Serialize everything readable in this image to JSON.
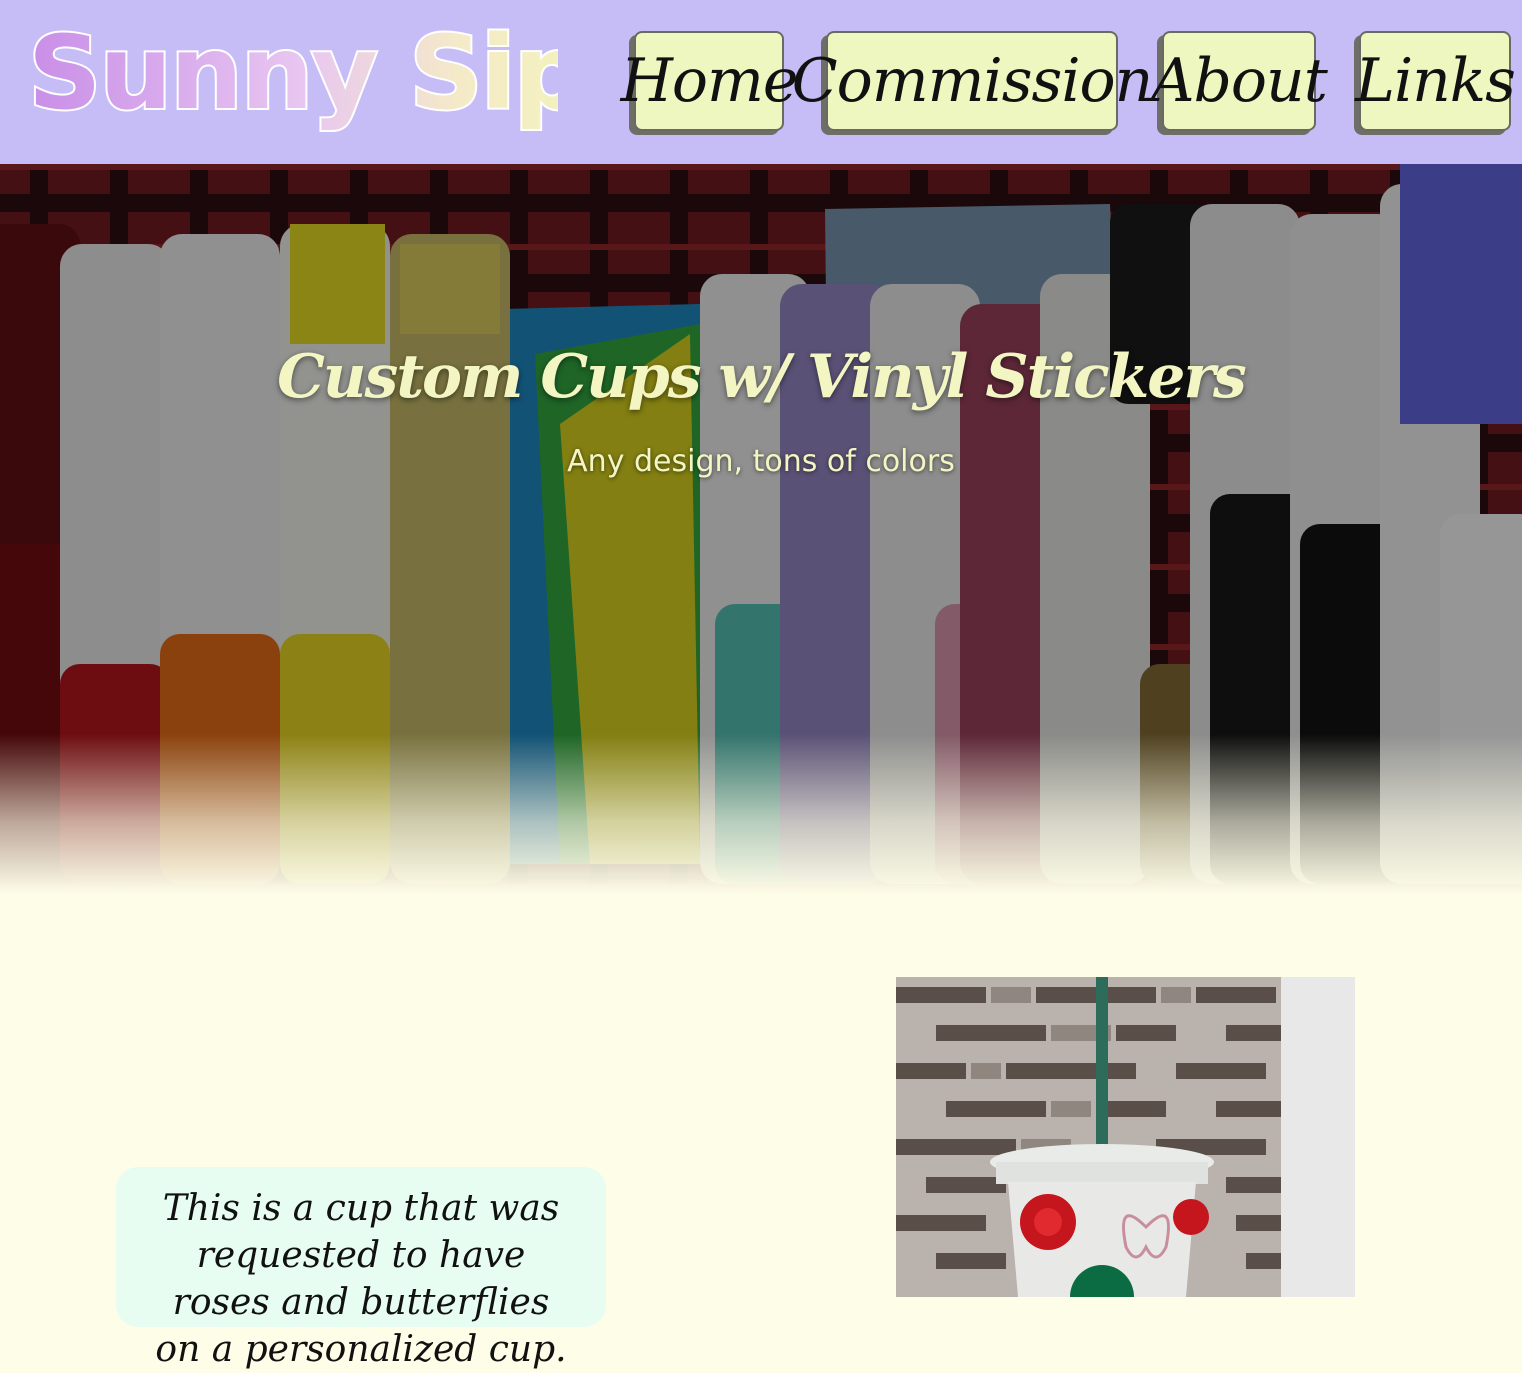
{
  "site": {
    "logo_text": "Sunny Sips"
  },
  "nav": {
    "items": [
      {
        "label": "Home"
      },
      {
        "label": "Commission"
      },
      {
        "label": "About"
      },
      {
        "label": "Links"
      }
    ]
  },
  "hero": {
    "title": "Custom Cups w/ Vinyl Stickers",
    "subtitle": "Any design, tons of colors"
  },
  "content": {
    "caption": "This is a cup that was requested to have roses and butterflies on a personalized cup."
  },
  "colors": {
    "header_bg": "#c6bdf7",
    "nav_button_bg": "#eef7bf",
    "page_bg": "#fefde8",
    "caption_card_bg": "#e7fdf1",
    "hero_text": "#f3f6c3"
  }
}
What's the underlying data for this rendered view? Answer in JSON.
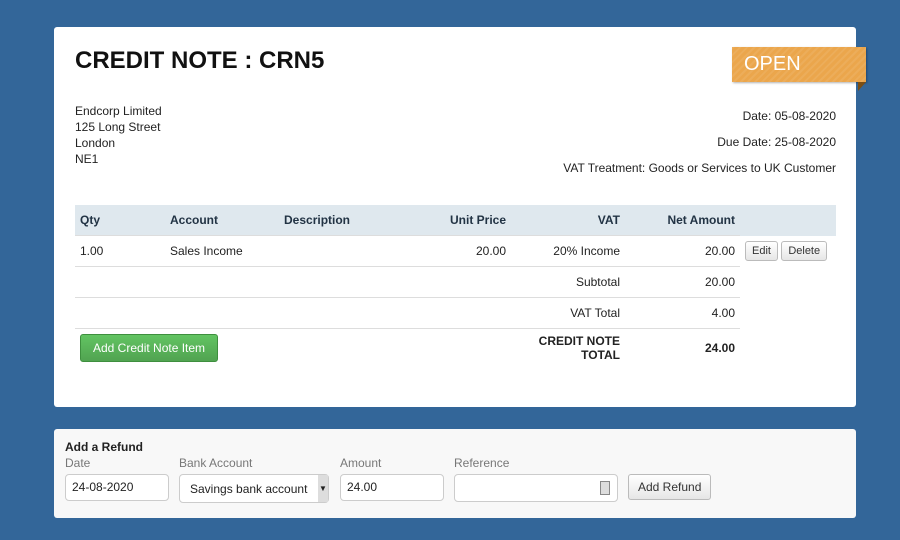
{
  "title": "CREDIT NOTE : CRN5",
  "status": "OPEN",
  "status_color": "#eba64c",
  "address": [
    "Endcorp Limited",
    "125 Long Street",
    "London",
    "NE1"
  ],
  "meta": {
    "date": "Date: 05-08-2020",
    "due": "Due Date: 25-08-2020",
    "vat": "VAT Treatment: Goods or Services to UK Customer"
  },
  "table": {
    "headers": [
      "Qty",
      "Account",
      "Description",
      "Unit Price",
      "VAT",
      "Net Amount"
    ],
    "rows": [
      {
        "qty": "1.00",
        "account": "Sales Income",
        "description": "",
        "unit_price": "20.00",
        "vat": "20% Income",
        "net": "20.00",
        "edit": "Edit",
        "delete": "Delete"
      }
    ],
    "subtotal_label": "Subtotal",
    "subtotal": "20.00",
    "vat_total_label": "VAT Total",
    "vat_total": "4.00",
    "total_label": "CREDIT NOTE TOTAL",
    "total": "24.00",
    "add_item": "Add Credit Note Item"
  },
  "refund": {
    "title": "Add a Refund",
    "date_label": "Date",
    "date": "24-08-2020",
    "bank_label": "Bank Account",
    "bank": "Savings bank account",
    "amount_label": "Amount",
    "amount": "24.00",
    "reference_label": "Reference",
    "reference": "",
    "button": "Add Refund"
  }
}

---*---

Look through the data above. Copy every line with the string "colors" in it.

### [Written response]
    "subtitle": "Any design, tons of colors"
  "colors": {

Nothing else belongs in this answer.